▸ ARTICLE
On Friday morning we hike the Kalalau trail, an 11-mile ridge trail along the Napali Coast. (Impressive, huh?) We start at Ke-e Beach and head for our destination: Hanakapi-ai Beach. Okay, so it’s only two miles to Hanakapi-ai Beach- but the trail climbs 600-ft to the ridge and then drops 600-ft to the beach.

Eric leads the way. Right away we experience a close encounter

of the worst kind for Eric…spiders. You can’t really see them all in the picture but there are five webs there in a cluster, and, well, we learn not to look too intently above our heads. I feel sorry for the first person on the trail in the morning busting through spider webs (yeah, in my dreams, while I’m sleeping in).

It’s a steep climb that first half mile and we arrive at the ridge. We take in the view of Ke-e Beach behind us

and the Napali Coast in front of us.

It’s a 2-hour hike to Hanakapi-ai Beach. We are getting close now…

What’s that sign say? Unseen currents have killed how many people? (Okay, so we won’t swim at the beach)

We cross the Hanakapi-ai Stream

and encounter wild life on the rocks near the beach

Seriously, this “Kauai kitty’ looks affectionate and cute, but there is no way you’re going to catch it, or even touch it. There’s a litter of three hungry feral cats here about 3 months old. Did someone carry them in and abandon them here? Did their pregnant mother fall out of a helicopter and land on this beach?

David and Eric on the beach.

They’re a tough breed.

I didn’t take a picture of the water (Duh)

We’re headed back now

up, up, up,

There’s our trail traversing that hill ahead

It’s nice to have hills you just look at and don’t have to climb…

We’re atop the ridge again

The ocean is fifty shades of blue.

The view of Ke-e Beach is just as awesome on the way back.

Almost down now…

I mean, up! AAaaaa! Don’t slip! We did pass a hiker half-covered in mud.

We’re down now. Time to rest and enjoy some ice cold coconuts.

The milk’s the best!

A native visitor meets us by the car.

It’s Alpha rooster. He wants his share of that coconut meat.

Afterall, It’s HIS island.

Okay, so I gotta put a wrap on these seemingly endless Kauai blogs.

Kauai – Part IV

February 8, 2012

Tuesday, January 24. Day 5. (Or is it day 6? Jeez, it’s flying by…)
We are headed to Kauapea “Kay-oo-uh-pee-uh”
(about every one of these Hawaiian beaches and trails sound the same to me) Beach, otherwise known as ‘Secret Beach.’

The waves are magnificient.

We climb the rocks for a better view (you can see the Lighthouse in the far distance).

“Mountain Goat” is always ahead

and usually higher than the rest of us.

Uh, maybe we don’t want to get too close …

It might be approaching high tide

Don’t see anyone swimming…

We’re headed back to the car now.

▸ GIVEN TASK 1
Transcribe the Kauai travel blog word for word, everything from "The view of Ke-e Beach is" down to "by the car.".
▸ GIVEN TASK 2
Write the next stretch of the Kauai travel blog, picking up right after its last line.

▸ DATA RECORDS
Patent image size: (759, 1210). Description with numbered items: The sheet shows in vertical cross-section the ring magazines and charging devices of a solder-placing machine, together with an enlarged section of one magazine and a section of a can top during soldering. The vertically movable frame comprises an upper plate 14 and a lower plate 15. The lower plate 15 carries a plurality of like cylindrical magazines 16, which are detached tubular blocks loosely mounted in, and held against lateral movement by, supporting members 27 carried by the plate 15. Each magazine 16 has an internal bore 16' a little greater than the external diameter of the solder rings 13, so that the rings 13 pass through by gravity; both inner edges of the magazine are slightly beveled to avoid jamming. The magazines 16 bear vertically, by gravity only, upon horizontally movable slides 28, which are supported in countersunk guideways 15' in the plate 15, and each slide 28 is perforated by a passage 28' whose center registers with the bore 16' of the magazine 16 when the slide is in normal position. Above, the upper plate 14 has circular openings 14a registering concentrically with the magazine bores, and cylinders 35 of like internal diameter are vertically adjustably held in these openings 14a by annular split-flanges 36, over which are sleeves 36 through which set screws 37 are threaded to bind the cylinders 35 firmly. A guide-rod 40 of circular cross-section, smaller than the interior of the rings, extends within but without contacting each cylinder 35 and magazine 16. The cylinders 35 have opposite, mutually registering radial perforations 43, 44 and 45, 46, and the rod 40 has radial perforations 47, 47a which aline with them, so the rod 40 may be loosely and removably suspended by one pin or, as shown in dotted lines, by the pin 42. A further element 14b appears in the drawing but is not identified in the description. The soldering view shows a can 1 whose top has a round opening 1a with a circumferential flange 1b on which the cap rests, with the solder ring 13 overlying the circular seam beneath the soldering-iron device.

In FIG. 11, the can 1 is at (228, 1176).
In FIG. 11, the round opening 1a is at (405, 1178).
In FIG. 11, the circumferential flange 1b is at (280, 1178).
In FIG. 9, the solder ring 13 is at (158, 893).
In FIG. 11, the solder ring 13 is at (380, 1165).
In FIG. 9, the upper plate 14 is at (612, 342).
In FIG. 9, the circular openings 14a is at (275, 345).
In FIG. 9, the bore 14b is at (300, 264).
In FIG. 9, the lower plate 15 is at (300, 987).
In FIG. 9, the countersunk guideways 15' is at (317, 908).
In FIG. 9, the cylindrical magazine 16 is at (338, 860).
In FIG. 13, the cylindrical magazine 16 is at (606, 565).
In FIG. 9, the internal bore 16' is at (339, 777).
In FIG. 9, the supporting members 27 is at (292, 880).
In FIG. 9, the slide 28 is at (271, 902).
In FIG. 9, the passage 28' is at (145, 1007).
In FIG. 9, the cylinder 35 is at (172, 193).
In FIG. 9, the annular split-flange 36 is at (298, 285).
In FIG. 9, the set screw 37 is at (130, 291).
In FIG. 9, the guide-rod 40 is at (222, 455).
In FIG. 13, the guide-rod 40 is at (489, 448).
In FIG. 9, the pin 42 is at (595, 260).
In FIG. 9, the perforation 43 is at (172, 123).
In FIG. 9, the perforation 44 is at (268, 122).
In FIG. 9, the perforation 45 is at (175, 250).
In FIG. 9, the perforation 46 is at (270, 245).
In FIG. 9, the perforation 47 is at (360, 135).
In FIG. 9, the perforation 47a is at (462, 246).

▸ EXERCISE RESULT 1
The view of Ke-e Beach is just as awesome on the way back.

Almost down now…

I mean, up! AAaaaa! Don’t slip! We did pass a hiker half-covered in mud.

We’re down now. Time to rest and enjoy some ice cold coconuts.

The milk’s the best!

A native visitor meets us by the car.

▸ EXERCISE RESULT 2
Thank goodness we’re at sea level. I wouldn’t want to be climbing this hill in high altitude, I’m gasping for air as it is.

We drive to the Ki Lauea (great Scrabble word if you’re burdened with vowels) Lighthouse. I didn’t capture a picture of the Lighthouse, I don’t know why, you see it in lots of brochures. But I did capture a great view from the Lighthouse of the coastline (and Secret Beach, where we just were).

We learn about the Red-Footed Boobies

that are nesting all over Crater Hill

there, across the cove.

We’re pretty pooped at this point (literally) so we return home.

Except Eric is restless and hyped up to check out the ‘Hissing Dragon’ at Makapili Rock, or what I understand as ‘Rock Beach.’ He piques David’s and my curiosity and we decide to come along.

He had found the exact route to the Hissing Dragon by way of a one-lane dirt road that we drive on for almost a mile. Then it turns into a mud hole, so we pull off and walk the last half-mile of road

to get to the rock bench that runs along the shore to Makapili Point.

Rock bench? I was thinking ‘beach’ which is why I’m wearing flip-flops.

We climb over rocks for the next 45 minutes. I take no photos, I’m so focused on every step, and fearful of falling, or losing a flip-flop, breaking a flip-flop, stubbing my toe, breaking a toe …

We can go no further now. David and I meet up with Eric sitting on a rock.

“So where’s the Hissing Dragon, Eric?”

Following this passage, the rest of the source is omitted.